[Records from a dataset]
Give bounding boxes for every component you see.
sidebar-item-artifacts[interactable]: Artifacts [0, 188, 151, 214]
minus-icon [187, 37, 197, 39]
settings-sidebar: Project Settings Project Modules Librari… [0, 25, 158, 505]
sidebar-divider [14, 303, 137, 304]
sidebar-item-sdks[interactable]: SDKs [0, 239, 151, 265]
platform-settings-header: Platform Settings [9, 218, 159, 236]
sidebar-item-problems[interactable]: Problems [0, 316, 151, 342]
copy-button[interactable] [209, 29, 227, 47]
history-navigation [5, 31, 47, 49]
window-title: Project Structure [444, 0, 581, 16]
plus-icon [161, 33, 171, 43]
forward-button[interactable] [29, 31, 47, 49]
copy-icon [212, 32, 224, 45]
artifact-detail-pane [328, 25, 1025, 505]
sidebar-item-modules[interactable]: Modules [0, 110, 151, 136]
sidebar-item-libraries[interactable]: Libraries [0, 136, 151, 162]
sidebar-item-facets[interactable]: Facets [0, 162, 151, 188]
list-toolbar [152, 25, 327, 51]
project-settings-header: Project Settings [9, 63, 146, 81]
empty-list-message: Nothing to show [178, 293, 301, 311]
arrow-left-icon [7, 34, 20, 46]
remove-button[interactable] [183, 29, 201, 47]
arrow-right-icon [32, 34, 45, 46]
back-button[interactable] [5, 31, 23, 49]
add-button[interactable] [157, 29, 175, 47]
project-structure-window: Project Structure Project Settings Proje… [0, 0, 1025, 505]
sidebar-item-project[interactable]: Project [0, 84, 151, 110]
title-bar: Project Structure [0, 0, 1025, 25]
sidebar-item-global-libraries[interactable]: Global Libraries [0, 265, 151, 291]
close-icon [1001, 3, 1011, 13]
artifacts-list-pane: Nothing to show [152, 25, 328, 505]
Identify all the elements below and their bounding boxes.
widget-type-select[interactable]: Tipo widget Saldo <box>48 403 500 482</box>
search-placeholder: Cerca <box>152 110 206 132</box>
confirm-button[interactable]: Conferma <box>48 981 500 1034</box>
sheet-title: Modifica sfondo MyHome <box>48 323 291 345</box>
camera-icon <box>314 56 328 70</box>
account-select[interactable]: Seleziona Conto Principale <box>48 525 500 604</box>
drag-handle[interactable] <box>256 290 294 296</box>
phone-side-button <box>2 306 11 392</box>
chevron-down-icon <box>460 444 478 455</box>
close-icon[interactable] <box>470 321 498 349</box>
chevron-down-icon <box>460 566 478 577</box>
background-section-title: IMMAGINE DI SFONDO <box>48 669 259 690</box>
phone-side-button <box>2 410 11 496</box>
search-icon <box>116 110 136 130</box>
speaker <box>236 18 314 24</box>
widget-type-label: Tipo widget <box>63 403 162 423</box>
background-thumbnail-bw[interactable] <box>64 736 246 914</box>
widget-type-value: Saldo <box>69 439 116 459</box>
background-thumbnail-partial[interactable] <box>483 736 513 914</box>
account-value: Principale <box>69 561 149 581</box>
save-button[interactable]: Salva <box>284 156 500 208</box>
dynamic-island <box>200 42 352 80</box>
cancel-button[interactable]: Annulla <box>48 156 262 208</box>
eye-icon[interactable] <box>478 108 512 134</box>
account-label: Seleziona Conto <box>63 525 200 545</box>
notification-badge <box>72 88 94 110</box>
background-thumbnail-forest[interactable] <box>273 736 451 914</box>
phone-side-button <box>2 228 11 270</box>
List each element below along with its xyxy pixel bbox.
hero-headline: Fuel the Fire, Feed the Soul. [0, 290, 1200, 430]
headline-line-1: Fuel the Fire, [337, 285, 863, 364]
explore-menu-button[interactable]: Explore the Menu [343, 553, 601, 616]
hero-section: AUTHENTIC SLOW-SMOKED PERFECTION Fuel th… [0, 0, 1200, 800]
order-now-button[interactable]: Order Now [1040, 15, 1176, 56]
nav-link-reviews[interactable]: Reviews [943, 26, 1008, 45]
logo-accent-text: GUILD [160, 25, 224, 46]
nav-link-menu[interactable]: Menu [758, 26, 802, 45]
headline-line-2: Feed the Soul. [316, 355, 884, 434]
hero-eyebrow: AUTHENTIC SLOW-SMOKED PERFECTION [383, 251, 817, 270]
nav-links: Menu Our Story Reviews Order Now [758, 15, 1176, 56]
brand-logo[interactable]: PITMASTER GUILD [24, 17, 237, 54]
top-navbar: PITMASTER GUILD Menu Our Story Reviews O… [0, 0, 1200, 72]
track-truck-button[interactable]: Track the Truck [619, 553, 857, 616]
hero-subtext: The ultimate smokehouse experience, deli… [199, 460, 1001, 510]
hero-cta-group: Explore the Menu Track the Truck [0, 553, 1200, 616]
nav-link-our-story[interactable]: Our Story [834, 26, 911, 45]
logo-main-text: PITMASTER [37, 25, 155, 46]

▸ **Work required**: Extract every line of the listing above, repeating each one exactly.

▸ **Output**:
Give bounding boxes for every component you see.
sidebar-item-artifacts[interactable]: Artifacts [0, 188, 151, 214]
minus-icon [187, 37, 197, 39]
settings-sidebar: Project Settings Project Modules Librari… [0, 25, 158, 505]
sidebar-divider [14, 303, 137, 304]
sidebar-item-sdks[interactable]: SDKs [0, 239, 151, 265]
platform-settings-header: Platform Settings [9, 218, 159, 236]
sidebar-item-problems[interactable]: Problems [0, 316, 151, 342]
copy-button[interactable] [209, 29, 227, 47]
history-navigation [5, 31, 47, 49]
window-title: Project Structure [444, 0, 581, 16]
plus-icon [161, 33, 171, 43]
forward-button[interactable] [29, 31, 47, 49]
copy-icon [212, 32, 224, 45]
artifact-detail-pane [328, 25, 1025, 505]
sidebar-item-modules[interactable]: Modules [0, 110, 151, 136]
sidebar-item-libraries[interactable]: Libraries [0, 136, 151, 162]
sidebar-item-facets[interactable]: Facets [0, 162, 151, 188]
list-toolbar [152, 25, 327, 51]
project-settings-header: Project Settings [9, 63, 146, 81]
empty-list-message: Nothing to show [178, 293, 301, 311]
arrow-left-icon [7, 34, 20, 46]
remove-button[interactable] [183, 29, 201, 47]
arrow-right-icon [32, 34, 45, 46]
back-button[interactable] [5, 31, 23, 49]
add-button[interactable] [157, 29, 175, 47]
project-structure-window: Project Structure Project Settings Proje… [0, 0, 1025, 505]
sidebar-item-project[interactable]: Project [0, 84, 151, 110]
title-bar: Project Structure [0, 0, 1025, 25]
sidebar-item-global-libraries[interactable]: Global Libraries [0, 265, 151, 291]
close-icon [1001, 3, 1011, 13]
artifacts-list-pane: Nothing to show [152, 25, 328, 505]
Identify all the elements below and their bounding boxes.
widget-type-select[interactable]: Tipo widget Saldo <box>48 403 500 482</box>
search-placeholder: Cerca <box>152 110 206 132</box>
confirm-button[interactable]: Conferma <box>48 981 500 1034</box>
sheet-title: Modifica sfondo MyHome <box>48 323 291 345</box>
camera-icon <box>314 56 328 70</box>
account-select[interactable]: Seleziona Conto Principale <box>48 525 500 604</box>
drag-handle[interactable] <box>256 290 294 296</box>
phone-side-button <box>2 306 11 392</box>
chevron-down-icon <box>460 444 478 455</box>
close-icon[interactable] <box>470 321 498 349</box>
chevron-down-icon <box>460 566 478 577</box>
background-section-title: IMMAGINE DI SFONDO <box>48 669 259 690</box>
phone-side-button <box>2 410 11 496</box>
search-icon <box>116 110 136 130</box>
speaker <box>236 18 314 24</box>
widget-type-label: Tipo widget <box>63 403 162 423</box>
background-thumbnail-bw[interactable] <box>64 736 246 914</box>
widget-type-value: Saldo <box>69 439 116 459</box>
background-thumbnail-partial[interactable] <box>483 736 513 914</box>
account-value: Principale <box>69 561 149 581</box>
save-button[interactable]: Salva <box>284 156 500 208</box>
dynamic-island <box>200 42 352 80</box>
cancel-button[interactable]: Annulla <box>48 156 262 208</box>
eye-icon[interactable] <box>478 108 512 134</box>
account-label: Seleziona Conto <box>63 525 200 545</box>
notification-badge <box>72 88 94 110</box>
background-thumbnail-forest[interactable] <box>273 736 451 914</box>
phone-side-button <box>2 228 11 270</box>
List each element below along with its xyxy pixel bbox.
hero-headline: Fuel the Fire, Feed the Soul. [0, 290, 1200, 430]
headline-line-1: Fuel the Fire, [337, 285, 863, 364]
explore-menu-button[interactable]: Explore the Menu [343, 553, 601, 616]
hero-section: AUTHENTIC SLOW-SMOKED PERFECTION Fuel th… [0, 0, 1200, 800]
order-now-button[interactable]: Order Now [1040, 15, 1176, 56]
nav-link-reviews[interactable]: Reviews [943, 26, 1008, 45]
logo-accent-text: GUILD [160, 25, 224, 46]
nav-link-menu[interactable]: Menu [758, 26, 802, 45]
headline-line-2: Feed the Soul. [316, 355, 884, 434]
hero-eyebrow: AUTHENTIC SLOW-SMOKED PERFECTION [383, 251, 817, 270]
nav-links: Menu Our Story Reviews Order Now [758, 15, 1176, 56]
brand-logo[interactable]: PITMASTER GUILD [24, 17, 237, 54]
top-navbar: PITMASTER GUILD Menu Our Story Reviews O… [0, 0, 1200, 72]
track-truck-button[interactable]: Track the Truck [619, 553, 857, 616]
hero-subtext: The ultimate smokehouse experience, deli… [199, 460, 1001, 510]
hero-cta-group: Explore the Menu Track the Truck [0, 553, 1200, 616]
nav-link-our-story[interactable]: Our Story [834, 26, 911, 45]
logo-main-text: PITMASTER [37, 25, 155, 46]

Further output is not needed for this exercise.